* Begin Extracted records *

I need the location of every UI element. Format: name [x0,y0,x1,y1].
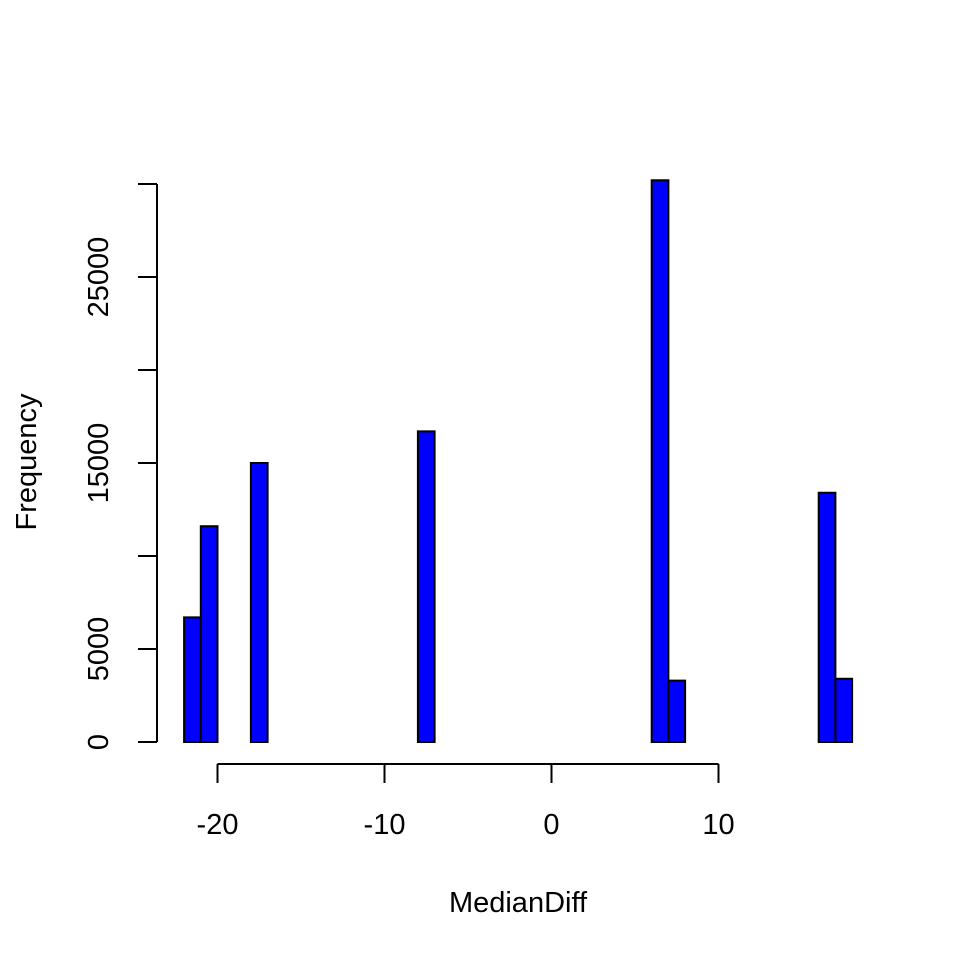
x-axis-title: MedianDiff [449,887,588,919]
histogram-bar [183,616,202,744]
histogram-bar [249,462,269,743]
y-tick-label: 5000 [83,617,115,682]
x-tick-label: 0 [543,809,559,841]
x-tick-label: 10 [702,809,734,841]
histogram-bar [817,491,837,744]
y-tick-label: 25000 [83,237,115,318]
histogram-bar [199,525,219,743]
y-tick-label: 0 [83,734,115,750]
y-tick-label: 15000 [83,423,115,504]
histogram-bars [183,179,854,744]
histogram-bar [416,430,436,743]
x-tick-label: -10 [364,809,406,841]
y-axis-title: Frequency [11,393,43,531]
y-axis: 0 5000 15000 25000 [83,183,158,750]
x-axis: -20 -10 0 10 [197,763,735,841]
histogram-bar [650,179,670,743]
histogram-bar [667,679,687,743]
histogram-bar [834,677,854,744]
x-tick-label: -20 [197,809,239,841]
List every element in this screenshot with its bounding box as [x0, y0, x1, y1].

* End Extracted records *

• **Requirements**
Count the lines of the material above that contain the word "every". Reply with the number alone.

• **Result for this task**
2